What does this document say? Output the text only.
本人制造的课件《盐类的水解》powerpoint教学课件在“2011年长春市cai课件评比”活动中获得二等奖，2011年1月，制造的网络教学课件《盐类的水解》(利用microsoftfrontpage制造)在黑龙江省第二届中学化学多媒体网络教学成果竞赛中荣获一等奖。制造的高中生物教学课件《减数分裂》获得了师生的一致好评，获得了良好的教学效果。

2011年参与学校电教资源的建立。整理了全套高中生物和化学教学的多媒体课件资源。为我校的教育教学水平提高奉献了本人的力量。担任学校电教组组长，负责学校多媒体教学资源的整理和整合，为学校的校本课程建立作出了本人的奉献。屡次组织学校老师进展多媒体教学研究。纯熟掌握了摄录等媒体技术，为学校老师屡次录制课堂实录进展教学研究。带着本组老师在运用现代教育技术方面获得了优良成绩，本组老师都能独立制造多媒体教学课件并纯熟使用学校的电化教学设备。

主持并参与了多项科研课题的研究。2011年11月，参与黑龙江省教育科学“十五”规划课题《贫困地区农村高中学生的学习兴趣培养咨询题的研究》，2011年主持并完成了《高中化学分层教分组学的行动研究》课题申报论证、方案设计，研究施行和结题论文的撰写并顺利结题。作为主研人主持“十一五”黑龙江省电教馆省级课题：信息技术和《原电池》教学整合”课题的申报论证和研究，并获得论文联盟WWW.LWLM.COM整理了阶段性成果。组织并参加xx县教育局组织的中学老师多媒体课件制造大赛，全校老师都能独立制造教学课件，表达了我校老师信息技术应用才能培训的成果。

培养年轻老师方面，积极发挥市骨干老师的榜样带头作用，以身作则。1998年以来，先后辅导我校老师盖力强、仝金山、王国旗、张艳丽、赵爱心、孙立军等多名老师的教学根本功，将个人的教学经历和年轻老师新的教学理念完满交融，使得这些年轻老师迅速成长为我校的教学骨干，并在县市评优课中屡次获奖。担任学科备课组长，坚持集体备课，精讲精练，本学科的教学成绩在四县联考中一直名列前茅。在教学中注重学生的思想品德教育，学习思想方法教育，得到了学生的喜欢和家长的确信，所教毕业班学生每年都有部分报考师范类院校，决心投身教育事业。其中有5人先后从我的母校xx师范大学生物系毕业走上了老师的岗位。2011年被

☆ ☆ ☆ ☆

DIRECTIVE: Every record shown above should be written out again exactly.

REPLY TO THE EXERCISE:
What does this document say? Output the text only.
本人制造的课件《盐类的水解》powerpoint教学课件在“2011年长春市cai课件评比”活动中获得二等奖，2011年1月，制造的网络教学课件《盐类的水解》(利用microsoftfrontpage制造)在黑龙江省第二届中学化学多媒体网络教学成果竞赛中荣获一等奖。制造的高中生物教学课件《减数分裂》获得了师生的一致好评，获得了良好的教学效果。

2011年参与学校电教资源的建立。整理了全套高中生物和化学教学的多媒体课件资源。为我校的教育教学水平提高奉献了本人的力量。担任学校电教组组长，负责学校多媒体教学资源的整理和整合，为学校的校本课程建立作出了本人的奉献。屡次组织学校老师进展多媒体教学研究。纯熟掌握了摄录等媒体技术，为学校老师屡次录制课堂实录进展教学研究。带着本组老师在运用现代教育技术方面获得了优良成绩，本组老师都能独立制造多媒体教学课件并纯熟使用学校的电化教学设备。

主持并参与了多项科研课题的研究。2011年11月，参与黑龙江省教育科学“十五”规划课题《贫困地区农村高中学生的学习兴趣培养咨询题的研究》，2011年主持并完成了《高中化学分层教分组学的行动研究》课题申报论证、方案设计，研究施行和结题论文的撰写并顺利结题。作为主研人主持“十一五”黑龙江省电教馆省级课题：信息技术和《原电池》教学整合”课题的申报论证和研究，并获得论文联盟WWW.LWLM.COM整理了阶段性成果。组织并参加xx县教育局组织的中学老师多媒体课件制造大赛，全校老师都能独立制造教学课件，表达了我校老师信息技术应用才能培训的成果。

培养年轻老师方面，积极发挥市骨干老师的榜样带头作用，以身作则。1998年以来，先后辅导我校老师盖力强、仝金山、王国旗、张艳丽、赵爱心、孙立军等多名老师的教学根本功，将个人的教学经历和年轻老师新的教学理念完满交融，使得这些年轻老师迅速成长为我校的教学骨干，并在县市评优课中屡次获奖。担任学科备课组长，坚持集体备课，精讲精练，本学科的教学成绩在四县联考中一直名列前茅。在教学中注重学生的思想品德教育，学习思想方法教育，得到了学生的喜欢和家长的确信，所教毕业班学生每年都有部分报考师范类院校，决心投身教育事业。其中有5人先后从我的母校xx师范大学生物系毕业走上了老师的岗位。2011年被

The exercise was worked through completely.